__Record list__.
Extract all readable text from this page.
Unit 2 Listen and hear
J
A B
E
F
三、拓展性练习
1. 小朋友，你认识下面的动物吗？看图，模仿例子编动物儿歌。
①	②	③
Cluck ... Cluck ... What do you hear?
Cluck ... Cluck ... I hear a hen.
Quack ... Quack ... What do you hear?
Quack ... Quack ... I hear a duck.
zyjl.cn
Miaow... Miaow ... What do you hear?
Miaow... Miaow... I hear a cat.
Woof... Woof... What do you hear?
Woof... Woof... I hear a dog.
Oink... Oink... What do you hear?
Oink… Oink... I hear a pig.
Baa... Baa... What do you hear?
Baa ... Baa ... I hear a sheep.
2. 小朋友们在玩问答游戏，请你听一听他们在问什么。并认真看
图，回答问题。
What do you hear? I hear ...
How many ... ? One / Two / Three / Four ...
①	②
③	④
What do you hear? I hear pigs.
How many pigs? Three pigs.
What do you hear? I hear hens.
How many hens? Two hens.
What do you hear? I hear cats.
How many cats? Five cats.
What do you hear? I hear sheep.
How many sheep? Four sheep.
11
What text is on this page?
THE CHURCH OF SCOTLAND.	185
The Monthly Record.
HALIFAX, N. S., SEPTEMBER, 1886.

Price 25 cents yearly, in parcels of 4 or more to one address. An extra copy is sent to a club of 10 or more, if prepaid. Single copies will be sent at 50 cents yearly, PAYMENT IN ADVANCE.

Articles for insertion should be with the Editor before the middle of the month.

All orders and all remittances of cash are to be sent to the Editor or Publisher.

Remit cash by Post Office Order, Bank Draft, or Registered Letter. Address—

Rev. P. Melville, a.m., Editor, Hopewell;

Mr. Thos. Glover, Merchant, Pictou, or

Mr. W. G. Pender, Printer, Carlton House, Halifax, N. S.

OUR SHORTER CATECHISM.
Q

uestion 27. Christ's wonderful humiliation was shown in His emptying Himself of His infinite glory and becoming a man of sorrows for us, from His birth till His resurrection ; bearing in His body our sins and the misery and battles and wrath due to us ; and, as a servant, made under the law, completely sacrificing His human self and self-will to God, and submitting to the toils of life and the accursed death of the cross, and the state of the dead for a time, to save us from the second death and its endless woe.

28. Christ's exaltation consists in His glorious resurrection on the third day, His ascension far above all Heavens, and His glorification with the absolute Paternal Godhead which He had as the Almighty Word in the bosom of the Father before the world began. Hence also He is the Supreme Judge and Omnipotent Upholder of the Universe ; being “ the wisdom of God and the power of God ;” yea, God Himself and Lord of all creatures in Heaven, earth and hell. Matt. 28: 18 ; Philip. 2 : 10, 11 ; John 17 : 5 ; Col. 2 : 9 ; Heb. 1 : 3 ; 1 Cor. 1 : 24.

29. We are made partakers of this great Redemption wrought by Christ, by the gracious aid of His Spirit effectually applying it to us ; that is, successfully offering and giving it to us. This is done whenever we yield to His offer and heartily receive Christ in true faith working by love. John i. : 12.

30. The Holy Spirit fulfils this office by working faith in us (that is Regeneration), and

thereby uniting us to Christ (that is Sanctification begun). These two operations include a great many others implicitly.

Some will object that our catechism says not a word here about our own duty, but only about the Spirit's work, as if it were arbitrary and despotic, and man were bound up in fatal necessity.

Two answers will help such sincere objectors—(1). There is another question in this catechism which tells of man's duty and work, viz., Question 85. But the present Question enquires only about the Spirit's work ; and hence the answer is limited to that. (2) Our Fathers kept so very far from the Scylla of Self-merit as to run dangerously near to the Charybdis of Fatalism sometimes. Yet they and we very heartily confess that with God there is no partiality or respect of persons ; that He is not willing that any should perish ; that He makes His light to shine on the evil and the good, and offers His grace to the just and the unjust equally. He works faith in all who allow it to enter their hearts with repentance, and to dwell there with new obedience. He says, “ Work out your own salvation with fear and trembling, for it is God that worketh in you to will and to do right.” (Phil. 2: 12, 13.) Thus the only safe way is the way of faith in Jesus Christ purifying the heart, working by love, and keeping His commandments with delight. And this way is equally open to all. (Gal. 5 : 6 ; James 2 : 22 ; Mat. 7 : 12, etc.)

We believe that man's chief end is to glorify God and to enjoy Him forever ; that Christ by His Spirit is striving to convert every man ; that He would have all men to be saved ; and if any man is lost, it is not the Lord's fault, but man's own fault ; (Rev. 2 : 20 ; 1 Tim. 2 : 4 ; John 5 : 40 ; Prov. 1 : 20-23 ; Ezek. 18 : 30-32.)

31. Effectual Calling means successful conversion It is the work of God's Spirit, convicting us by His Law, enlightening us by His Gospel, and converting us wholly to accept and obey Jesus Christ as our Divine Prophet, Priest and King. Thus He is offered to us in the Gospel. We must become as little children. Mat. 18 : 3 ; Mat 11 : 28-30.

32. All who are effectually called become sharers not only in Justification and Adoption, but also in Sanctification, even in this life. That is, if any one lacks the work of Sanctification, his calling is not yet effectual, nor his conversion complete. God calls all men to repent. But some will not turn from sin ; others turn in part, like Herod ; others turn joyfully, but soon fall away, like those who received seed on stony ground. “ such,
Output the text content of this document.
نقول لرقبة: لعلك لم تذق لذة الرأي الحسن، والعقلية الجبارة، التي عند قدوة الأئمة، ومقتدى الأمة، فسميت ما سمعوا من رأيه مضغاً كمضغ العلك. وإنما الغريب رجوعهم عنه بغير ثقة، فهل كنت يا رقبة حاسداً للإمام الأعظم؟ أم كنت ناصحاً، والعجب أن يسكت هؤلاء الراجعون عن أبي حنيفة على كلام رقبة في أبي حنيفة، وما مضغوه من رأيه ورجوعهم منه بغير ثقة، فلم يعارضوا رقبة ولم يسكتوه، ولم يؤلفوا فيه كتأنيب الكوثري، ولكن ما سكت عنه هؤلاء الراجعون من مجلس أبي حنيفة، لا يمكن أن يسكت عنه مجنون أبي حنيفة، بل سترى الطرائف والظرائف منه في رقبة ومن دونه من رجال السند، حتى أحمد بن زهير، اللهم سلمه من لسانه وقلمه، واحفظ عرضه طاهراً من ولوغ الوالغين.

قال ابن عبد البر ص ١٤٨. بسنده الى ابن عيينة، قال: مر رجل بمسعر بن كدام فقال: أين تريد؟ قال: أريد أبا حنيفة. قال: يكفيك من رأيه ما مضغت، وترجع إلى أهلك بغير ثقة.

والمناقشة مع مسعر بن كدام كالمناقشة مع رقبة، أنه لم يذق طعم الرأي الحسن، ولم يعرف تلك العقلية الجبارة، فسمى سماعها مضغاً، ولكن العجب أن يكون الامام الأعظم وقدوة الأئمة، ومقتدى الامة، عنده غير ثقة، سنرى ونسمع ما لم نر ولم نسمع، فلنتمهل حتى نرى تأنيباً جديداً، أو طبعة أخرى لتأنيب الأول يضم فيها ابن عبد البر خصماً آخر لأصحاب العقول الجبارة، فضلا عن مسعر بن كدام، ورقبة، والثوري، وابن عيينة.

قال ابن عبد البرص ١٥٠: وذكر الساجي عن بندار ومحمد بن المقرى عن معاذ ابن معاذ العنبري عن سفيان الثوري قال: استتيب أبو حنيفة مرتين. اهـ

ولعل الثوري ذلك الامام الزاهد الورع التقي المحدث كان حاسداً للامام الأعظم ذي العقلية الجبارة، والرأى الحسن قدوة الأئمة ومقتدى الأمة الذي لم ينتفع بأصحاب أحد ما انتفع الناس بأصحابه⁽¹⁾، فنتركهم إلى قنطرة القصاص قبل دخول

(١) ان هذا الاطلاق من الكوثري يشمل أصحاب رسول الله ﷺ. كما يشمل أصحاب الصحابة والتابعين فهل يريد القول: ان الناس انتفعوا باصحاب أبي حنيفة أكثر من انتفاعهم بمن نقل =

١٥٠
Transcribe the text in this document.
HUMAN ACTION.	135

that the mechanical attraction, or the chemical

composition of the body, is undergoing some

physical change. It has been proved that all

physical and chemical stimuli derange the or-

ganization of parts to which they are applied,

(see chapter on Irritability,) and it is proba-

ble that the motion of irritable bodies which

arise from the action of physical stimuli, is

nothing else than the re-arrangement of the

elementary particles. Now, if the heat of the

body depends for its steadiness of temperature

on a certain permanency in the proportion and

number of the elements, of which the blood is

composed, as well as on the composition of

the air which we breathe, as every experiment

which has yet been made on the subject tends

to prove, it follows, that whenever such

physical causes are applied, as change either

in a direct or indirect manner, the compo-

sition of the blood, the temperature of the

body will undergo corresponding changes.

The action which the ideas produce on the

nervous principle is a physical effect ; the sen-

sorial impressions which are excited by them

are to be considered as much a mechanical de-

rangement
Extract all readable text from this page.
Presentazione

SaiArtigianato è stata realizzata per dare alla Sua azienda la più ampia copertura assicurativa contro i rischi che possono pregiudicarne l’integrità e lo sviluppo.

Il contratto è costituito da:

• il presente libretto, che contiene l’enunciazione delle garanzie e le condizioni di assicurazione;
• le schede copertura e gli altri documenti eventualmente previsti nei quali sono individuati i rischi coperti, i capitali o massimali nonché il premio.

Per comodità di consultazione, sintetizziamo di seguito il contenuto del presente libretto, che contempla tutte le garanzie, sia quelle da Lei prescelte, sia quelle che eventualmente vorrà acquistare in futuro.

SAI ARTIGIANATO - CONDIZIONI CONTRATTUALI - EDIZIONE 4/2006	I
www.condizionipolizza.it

__Short exercise__. Copy each line containing the word "temperature" from the data.

__Problem solution__.
body depends for its steadiness of temperature
sition of the blood, the temperature of the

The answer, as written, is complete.